=== Data for this exercise ===

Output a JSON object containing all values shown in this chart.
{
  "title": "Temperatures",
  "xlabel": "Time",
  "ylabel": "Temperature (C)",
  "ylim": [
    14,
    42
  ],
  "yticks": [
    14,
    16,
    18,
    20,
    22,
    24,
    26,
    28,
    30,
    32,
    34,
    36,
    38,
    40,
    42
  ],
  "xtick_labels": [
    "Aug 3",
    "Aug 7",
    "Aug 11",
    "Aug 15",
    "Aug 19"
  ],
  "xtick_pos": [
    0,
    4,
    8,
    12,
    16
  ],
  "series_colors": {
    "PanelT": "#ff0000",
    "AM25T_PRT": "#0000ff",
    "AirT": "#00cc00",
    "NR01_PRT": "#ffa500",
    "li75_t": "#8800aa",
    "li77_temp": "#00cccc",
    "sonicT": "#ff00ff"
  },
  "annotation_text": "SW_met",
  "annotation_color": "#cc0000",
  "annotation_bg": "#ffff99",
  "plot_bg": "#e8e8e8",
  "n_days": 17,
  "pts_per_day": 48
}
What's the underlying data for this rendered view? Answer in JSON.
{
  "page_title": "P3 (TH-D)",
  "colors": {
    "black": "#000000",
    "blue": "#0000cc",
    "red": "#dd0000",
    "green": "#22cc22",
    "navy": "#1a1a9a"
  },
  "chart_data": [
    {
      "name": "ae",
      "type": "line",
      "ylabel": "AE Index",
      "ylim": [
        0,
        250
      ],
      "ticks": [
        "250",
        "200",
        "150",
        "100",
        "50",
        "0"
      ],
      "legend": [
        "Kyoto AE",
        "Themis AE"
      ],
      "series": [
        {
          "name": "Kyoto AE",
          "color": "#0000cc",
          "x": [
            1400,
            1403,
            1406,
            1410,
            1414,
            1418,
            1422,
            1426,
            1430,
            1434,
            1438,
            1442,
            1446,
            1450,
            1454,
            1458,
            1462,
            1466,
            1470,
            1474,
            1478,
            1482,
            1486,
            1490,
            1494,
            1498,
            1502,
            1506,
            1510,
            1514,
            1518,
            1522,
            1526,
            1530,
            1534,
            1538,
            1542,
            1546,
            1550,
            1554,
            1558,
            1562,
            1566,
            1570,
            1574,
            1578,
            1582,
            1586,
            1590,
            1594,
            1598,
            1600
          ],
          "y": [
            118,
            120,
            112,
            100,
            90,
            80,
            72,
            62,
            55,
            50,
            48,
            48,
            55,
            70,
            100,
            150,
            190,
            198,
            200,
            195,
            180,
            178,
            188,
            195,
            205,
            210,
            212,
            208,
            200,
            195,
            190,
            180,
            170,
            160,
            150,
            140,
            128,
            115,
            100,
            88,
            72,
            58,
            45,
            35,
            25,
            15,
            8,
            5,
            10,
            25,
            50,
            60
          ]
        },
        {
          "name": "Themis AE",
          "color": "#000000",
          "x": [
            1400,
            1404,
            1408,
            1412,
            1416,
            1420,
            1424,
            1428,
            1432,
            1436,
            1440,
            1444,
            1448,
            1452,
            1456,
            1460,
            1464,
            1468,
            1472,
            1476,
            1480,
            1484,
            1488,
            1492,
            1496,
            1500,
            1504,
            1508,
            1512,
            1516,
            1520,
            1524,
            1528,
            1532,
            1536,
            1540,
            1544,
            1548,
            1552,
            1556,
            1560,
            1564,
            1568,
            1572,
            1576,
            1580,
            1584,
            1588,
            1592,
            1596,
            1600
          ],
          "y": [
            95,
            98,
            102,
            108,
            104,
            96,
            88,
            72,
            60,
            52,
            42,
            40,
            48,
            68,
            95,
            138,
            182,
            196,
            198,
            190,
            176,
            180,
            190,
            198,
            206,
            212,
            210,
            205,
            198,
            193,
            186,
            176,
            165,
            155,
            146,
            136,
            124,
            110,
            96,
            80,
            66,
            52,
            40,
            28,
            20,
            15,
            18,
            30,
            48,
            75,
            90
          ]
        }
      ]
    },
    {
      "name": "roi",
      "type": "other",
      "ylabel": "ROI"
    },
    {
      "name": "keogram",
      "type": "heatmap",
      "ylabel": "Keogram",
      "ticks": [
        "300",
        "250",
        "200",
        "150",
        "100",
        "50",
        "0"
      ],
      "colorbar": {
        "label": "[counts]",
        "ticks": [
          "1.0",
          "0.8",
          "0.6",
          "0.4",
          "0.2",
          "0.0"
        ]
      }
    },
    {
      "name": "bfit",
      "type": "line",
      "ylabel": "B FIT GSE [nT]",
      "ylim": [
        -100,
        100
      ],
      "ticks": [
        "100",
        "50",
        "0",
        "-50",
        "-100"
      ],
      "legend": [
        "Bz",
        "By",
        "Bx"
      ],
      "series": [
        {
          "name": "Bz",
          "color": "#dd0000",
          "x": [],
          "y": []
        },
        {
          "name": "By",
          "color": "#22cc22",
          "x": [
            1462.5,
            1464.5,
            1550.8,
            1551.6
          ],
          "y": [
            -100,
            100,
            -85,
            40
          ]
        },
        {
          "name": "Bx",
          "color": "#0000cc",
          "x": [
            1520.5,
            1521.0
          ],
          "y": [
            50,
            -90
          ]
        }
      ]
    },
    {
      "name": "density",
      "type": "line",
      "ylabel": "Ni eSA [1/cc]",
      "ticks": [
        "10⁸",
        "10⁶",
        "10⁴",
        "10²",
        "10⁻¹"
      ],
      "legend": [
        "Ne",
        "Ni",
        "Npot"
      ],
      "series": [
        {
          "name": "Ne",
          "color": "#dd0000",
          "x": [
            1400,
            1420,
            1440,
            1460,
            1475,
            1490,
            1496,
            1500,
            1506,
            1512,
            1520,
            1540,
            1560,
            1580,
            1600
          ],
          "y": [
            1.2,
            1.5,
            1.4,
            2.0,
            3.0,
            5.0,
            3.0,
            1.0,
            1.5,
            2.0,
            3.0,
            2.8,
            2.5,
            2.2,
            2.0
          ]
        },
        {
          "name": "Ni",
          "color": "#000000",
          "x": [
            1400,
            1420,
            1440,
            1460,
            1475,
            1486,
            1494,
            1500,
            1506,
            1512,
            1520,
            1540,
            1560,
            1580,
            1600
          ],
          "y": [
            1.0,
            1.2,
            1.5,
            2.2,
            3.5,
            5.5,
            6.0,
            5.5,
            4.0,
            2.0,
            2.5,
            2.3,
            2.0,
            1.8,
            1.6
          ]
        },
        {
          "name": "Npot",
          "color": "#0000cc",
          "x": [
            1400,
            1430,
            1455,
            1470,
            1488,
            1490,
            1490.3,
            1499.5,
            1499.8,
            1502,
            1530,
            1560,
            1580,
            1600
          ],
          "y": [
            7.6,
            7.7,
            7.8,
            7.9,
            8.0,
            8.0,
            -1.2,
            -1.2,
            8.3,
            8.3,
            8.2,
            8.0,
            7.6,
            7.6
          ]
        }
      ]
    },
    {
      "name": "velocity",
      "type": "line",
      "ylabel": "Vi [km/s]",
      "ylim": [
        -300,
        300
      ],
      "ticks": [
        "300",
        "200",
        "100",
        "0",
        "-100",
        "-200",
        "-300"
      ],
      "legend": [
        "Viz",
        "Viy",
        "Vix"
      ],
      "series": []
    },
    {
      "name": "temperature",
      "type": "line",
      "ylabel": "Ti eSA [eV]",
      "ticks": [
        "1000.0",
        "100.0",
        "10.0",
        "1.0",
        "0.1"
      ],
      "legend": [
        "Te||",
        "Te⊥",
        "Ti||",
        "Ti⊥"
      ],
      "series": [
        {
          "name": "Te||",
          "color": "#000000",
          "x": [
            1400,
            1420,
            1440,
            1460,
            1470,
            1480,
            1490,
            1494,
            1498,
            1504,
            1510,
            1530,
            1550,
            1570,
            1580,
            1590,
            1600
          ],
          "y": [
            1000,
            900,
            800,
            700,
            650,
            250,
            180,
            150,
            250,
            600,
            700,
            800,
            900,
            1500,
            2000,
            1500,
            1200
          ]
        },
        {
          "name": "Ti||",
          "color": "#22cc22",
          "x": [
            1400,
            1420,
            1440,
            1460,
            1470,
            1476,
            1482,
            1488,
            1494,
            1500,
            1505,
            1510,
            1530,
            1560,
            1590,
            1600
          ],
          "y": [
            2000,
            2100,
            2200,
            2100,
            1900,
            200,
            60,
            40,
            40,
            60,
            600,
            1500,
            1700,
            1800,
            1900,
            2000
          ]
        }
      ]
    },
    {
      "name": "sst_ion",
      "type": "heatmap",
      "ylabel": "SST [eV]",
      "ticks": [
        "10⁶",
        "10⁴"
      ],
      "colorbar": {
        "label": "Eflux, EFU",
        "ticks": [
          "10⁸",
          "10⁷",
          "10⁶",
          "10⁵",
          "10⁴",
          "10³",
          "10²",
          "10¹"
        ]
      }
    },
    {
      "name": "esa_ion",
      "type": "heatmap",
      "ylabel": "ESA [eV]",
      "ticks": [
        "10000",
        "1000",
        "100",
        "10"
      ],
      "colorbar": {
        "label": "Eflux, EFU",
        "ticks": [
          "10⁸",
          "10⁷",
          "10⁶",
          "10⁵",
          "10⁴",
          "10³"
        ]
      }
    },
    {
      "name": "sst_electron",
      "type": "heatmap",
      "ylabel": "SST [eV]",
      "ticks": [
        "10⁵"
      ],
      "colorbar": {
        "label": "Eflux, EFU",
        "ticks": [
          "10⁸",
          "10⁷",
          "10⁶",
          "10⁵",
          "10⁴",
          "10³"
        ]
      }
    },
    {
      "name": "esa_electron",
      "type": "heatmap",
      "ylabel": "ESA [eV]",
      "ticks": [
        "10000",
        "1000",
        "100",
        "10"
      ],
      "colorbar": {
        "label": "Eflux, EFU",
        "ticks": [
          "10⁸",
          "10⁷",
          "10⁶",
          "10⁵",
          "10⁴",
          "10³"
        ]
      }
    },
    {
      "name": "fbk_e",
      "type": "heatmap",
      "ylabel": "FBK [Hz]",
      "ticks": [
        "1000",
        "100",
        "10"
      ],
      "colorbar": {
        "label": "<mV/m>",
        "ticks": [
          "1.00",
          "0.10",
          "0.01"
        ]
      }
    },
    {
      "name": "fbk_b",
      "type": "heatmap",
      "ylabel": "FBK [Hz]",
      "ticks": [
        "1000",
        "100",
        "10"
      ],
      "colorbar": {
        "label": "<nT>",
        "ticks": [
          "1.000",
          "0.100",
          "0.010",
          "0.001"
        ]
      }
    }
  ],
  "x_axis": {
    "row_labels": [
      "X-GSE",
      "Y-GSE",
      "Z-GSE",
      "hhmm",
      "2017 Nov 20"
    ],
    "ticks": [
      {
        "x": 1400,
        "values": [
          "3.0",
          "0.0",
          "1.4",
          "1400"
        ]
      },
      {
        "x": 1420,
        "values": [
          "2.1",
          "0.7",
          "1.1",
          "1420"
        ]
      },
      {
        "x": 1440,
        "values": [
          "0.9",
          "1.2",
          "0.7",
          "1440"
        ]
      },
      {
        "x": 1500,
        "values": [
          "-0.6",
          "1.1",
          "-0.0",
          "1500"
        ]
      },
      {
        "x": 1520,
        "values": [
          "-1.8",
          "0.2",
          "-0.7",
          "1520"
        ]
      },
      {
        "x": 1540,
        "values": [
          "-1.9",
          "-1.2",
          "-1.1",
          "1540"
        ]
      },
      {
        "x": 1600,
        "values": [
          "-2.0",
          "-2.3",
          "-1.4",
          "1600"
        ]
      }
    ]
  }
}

===

● Exercise goal: Tally how many lines of the records hold the word "JSON". Answer with the number only.

● Final answer: 2